• Source extract
--- Begin ---

The climbing sequences are clearly outlined by a flat ice texture, a lumpy blue that isn’t much to look at in VR. The camera positions itself as precariously as possible—high angles that remind you where the ground is, somewhere in the mist below. On occasion it’ll bring some icicles into the foreground, but it didn’t take long for an icicle two inches from my face to become as routine as a tentacled manbeast snapping my neck. There’s really not much to gain from Edge of Nowhere in VR—I hardly ever wanted to inspect the environment, the creatures, or quieter set pieces. Using your sightline to point the headlamp is cool, but to accommodate for sitting down in VR and to avoid the motion sickness traditional free camera controls can induce, all of the action is funneled down a very narrow path. It’s even more linear than the linear games of its ilk, which would be fine if there were variety in Edge of Nowhere’s environments, but it depends far too much on its primary palettes: ice and goo.
And ice about to break
Between ice walls and story scenes, Edge of Nowhere pits you against an ancient race of creatures in small stealth arenas. There are a few ways to deal with enemies: sneaking by is a slow, viable method. You can or throw rocks at static spiky plants to attract patrolling monsters toward them and then throw another rock to excite the spikes and impale the curious. I just mowed them down with my shotgun for the most part. Combat scenarios are tense at first—your tools are limited, arenas are tight, and most enemies can suck your face off without issue—but once you have it all figured out, they’re a cinch to deal with.

--- End ---

• Records shown
--- Begin ---

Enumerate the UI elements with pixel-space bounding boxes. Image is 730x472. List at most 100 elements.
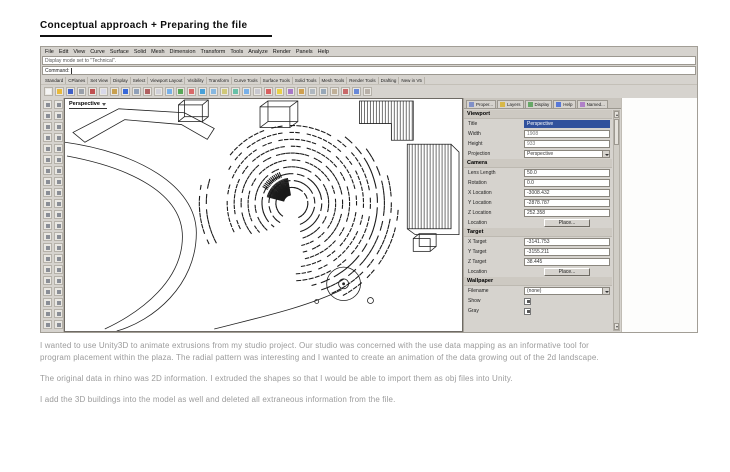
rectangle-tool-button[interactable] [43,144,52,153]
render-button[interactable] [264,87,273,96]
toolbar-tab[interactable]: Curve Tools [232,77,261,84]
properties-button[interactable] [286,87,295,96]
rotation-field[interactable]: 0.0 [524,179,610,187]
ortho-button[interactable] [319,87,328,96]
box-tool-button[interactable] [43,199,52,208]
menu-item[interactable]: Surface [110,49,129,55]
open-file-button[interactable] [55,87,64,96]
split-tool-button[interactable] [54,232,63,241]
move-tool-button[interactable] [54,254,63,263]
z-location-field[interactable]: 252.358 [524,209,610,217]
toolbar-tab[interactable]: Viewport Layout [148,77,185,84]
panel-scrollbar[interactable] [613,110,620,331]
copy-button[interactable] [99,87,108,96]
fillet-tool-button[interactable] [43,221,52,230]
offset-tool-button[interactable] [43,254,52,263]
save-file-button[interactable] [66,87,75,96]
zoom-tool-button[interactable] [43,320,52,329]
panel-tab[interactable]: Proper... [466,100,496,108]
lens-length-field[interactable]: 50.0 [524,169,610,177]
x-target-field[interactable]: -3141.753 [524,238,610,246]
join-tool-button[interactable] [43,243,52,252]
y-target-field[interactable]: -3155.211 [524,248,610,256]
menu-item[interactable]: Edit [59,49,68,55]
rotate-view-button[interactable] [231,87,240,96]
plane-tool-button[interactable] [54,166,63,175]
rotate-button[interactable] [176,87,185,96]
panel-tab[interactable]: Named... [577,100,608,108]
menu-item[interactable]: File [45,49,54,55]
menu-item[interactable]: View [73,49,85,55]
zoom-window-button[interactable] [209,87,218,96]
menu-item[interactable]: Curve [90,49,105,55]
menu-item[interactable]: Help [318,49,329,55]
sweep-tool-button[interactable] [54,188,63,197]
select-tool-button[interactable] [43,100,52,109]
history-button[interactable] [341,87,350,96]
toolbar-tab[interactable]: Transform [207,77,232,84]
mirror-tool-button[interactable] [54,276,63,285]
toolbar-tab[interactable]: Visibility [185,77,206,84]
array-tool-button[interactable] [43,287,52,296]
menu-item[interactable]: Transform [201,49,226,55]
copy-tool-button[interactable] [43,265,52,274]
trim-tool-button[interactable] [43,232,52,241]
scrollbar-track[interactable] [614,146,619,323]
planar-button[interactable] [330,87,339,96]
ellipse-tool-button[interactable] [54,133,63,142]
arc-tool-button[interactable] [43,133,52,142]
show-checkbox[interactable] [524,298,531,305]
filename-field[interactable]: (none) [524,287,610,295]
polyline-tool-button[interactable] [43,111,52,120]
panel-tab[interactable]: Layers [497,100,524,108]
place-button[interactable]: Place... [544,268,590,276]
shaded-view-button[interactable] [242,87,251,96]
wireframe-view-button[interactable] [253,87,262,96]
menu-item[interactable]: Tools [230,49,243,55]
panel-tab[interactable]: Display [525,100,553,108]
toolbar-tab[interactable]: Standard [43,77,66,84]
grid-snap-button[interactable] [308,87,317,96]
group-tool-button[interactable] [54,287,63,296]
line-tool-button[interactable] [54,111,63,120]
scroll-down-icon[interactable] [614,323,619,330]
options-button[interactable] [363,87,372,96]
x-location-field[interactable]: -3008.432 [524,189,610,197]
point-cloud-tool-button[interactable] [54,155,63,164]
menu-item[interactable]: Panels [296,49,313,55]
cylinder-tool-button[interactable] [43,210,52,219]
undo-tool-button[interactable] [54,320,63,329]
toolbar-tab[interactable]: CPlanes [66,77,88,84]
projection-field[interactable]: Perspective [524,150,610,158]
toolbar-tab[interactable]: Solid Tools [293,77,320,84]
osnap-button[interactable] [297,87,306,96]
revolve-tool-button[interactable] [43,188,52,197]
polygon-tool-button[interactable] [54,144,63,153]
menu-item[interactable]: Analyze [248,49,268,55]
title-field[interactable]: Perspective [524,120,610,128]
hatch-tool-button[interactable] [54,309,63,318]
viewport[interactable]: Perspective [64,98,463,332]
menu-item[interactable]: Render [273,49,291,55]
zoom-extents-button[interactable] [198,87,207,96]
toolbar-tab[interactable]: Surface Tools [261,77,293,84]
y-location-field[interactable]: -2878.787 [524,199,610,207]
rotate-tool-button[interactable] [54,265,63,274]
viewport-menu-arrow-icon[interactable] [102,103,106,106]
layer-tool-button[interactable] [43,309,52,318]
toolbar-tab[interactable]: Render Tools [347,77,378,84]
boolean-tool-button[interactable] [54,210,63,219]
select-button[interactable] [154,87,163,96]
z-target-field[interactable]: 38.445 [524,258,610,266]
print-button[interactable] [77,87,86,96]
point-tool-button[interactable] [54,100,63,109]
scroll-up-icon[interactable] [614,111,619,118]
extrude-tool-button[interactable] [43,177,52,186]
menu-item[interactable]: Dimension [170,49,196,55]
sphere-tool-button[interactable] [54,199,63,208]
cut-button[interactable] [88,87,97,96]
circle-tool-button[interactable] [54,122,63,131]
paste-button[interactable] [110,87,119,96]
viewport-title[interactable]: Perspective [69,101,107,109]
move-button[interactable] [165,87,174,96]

--- End ---
--- Begin ---

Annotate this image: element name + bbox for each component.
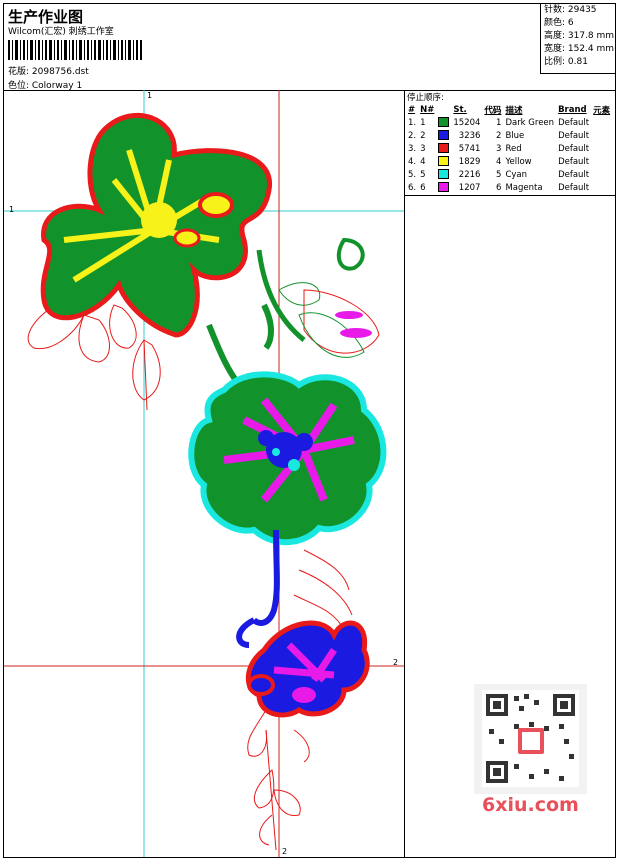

--- End ---

• Task instructions
(1) From the Edge of Nowhere review, reproduce the passage that begins at the words "And ice about" and stops after "to deal with.", word for word.
(2) Carry on the Edge of Nowhere review from its last sentence.

• Exercise results
(1)
And ice about to break
Between ice walls and story scenes, Edge of Nowhere pits you against an ancient race of creatures in small stealth arenas. There are a few ways to deal with enemies: sneaking by is a slow, viable method. You can or throw rocks at static spiky plants to attract patrolling monsters toward them and then throw another rock to excite the spikes and impale the curious. I just mowed them down with my shotgun for the most part. Combat scenarios are tense at first—your tools are limited, arenas are tight, and most enemies can suck your face off without issue—but once you have it all figured out, they’re a cinch to deal with.

(2)
Enemy senses are made obvious through ‘vision’ cone textures displayed on the floor beneath them, and sounds you make—shooting and swinging your pickaxe—cause a similar bubble of noise. Getting spotted either means spending all your shotgun ammo or dying, waiting for openings in enemy patrols, and going through the same motions again. Rocks and ammo are handed out generously enough, so I abandoned stealth almost entirely in favor of gathering enemies around a spiky bulb for a group impalement or opting for a shotgun shower. It rendered the arena layouts of chest-high walls meant for hiding meaningless, but I enjoyed the shooting anyway.
Tunnel visionHolding a trigger lets you aim by looking with the headset, and it feels as snappy and accurate as mouse-aim. The shotgun is loud and powerful, like it’ll fly out of Howard’s arms with every shot. Problem is, because of the constricted tunnel design a sitting VR game requires, almost all of the action happens in front of you. There’s no need to worry about threats from behind. As a result, the combat is just a tension-free matter of attrition: always inching forward, avoiding (or dissolving) enemies in repetitive, constricted patterns, broken up by long stretches of climbing the same blue ice walls.
In VR, where the priority is preserving the illusion, Edge of Nowhere shatters it often.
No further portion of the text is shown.